__Task brief__: Which lines in the records below contain the word "ΝΙΚΟΛΑΟΥ"? Copy each of them.

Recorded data
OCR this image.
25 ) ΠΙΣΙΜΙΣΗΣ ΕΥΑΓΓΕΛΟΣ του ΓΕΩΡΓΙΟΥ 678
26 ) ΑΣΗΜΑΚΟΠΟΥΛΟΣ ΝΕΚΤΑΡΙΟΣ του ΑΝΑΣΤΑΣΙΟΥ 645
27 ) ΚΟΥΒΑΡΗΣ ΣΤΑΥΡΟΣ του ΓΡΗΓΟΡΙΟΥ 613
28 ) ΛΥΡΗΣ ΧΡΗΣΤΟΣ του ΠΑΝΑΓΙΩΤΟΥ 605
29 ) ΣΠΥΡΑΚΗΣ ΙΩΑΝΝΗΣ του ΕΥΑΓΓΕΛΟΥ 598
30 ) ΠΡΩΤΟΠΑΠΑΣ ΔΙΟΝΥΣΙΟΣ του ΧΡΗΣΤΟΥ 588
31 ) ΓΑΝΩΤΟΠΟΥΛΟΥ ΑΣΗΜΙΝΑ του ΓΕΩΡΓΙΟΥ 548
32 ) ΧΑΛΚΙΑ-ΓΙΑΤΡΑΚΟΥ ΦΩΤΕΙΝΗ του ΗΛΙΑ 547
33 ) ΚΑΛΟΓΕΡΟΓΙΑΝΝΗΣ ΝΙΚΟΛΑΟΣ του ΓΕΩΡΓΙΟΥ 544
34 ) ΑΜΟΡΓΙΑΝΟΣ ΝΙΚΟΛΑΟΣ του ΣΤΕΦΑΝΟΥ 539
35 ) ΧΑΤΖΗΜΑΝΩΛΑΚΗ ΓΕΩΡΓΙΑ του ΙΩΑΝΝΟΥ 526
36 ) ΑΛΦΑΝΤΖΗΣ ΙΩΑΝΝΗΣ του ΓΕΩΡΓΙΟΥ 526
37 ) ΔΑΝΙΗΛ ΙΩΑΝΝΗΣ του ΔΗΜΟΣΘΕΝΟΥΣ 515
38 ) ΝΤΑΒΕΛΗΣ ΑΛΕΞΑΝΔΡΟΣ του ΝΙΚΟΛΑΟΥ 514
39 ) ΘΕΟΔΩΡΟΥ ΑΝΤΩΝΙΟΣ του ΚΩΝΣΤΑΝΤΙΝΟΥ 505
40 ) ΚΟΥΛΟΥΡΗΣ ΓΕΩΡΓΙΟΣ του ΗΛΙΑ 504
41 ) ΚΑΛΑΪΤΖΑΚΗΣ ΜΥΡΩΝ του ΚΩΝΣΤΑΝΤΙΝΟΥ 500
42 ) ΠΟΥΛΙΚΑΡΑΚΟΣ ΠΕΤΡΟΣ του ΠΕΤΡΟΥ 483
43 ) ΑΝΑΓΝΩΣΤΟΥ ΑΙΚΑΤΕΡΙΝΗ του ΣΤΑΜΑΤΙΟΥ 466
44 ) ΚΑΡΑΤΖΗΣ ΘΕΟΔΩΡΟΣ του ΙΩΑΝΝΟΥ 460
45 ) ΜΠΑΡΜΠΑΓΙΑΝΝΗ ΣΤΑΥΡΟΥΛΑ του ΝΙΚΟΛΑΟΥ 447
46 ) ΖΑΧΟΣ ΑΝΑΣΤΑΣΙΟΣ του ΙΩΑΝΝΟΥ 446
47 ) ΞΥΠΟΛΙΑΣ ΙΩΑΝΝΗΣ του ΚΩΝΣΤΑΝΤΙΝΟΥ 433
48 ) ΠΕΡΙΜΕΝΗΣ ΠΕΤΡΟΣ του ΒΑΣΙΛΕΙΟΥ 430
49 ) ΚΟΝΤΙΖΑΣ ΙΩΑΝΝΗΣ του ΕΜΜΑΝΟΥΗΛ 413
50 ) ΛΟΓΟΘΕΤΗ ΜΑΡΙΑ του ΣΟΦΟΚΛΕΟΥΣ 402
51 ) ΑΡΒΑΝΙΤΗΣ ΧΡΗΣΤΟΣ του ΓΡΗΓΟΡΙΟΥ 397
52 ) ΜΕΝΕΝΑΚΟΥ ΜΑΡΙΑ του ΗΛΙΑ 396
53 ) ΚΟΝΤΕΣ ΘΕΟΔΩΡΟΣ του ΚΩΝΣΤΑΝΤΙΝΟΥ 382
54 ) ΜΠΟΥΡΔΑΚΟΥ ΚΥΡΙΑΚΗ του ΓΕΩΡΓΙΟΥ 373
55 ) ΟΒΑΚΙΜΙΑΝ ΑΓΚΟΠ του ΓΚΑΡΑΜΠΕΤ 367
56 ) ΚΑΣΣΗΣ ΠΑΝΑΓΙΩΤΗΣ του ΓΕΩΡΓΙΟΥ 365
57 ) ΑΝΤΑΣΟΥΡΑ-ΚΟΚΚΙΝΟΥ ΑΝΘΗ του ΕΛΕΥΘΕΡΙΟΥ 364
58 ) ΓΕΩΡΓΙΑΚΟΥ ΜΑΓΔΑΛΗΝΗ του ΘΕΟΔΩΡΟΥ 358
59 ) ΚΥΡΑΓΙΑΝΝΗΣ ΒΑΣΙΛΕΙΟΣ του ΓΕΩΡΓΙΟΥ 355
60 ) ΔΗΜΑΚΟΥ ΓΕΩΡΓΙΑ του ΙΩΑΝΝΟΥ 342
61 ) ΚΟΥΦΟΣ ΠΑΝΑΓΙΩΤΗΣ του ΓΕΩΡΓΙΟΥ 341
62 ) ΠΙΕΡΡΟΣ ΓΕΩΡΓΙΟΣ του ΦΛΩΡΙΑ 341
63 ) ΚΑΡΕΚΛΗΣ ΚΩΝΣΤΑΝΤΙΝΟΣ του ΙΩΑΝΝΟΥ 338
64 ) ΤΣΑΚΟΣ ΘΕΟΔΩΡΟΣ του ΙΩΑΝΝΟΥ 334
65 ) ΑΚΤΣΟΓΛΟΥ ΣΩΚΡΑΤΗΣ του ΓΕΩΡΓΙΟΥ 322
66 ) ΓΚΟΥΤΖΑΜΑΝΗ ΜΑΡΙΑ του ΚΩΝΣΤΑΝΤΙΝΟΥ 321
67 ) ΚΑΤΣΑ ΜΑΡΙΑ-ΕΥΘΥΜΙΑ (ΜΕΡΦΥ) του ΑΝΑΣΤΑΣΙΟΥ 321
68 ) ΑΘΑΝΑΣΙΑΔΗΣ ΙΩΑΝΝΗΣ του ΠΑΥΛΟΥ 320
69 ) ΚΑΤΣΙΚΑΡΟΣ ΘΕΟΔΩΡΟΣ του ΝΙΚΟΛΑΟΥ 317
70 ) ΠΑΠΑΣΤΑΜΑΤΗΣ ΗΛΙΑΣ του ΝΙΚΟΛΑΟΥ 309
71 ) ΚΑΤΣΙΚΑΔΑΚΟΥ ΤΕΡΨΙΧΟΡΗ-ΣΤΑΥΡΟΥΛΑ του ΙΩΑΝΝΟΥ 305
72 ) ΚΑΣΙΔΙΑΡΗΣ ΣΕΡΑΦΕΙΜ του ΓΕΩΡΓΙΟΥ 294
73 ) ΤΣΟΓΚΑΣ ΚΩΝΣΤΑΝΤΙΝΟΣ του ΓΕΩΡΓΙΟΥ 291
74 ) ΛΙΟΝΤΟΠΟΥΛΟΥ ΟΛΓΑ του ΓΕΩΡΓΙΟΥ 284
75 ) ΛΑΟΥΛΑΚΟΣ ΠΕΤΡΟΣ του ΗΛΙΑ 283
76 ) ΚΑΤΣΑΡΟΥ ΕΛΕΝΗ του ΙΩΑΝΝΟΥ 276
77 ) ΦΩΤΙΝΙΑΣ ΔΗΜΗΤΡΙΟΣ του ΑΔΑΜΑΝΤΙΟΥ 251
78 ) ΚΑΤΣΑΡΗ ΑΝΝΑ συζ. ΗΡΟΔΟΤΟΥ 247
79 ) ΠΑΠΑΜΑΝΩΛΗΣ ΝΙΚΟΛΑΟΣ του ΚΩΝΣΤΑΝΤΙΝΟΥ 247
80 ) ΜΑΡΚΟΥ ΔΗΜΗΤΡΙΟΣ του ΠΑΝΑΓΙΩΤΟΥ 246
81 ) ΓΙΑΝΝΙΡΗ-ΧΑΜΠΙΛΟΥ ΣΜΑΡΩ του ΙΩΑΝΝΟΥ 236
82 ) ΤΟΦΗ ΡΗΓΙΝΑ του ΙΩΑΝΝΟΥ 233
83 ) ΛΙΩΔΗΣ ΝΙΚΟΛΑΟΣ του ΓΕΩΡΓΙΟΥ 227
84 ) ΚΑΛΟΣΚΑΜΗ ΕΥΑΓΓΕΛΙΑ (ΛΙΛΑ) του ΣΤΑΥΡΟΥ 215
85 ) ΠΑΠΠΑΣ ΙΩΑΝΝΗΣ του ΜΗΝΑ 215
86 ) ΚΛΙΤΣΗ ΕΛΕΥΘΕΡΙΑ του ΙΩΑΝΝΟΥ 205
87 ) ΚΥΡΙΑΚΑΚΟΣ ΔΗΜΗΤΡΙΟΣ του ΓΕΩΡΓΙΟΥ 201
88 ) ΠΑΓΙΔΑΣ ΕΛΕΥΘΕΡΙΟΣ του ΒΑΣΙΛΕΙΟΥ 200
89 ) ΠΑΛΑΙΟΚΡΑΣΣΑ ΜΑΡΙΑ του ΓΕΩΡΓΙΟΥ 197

__Task answer__:
38 ) ΝΤΑΒΕΛΗΣ ΑΛΕΞΑΝΔΡΟΣ του ΝΙΚΟΛΑΟΥ 514
45 ) ΜΠΑΡΜΠΑΓΙΑΝΝΗ ΣΤΑΥΡΟΥΛΑ του ΝΙΚΟΛΑΟΥ 447
69 ) ΚΑΤΣΙΚΑΡΟΣ ΘΕΟΔΩΡΟΣ του ΝΙΚΟΛΑΟΥ 317
70 ) ΠΑΠΑΣΤΑΜΑΤΗΣ ΗΛΙΑΣ του ΝΙΚΟΛΑΟΥ 309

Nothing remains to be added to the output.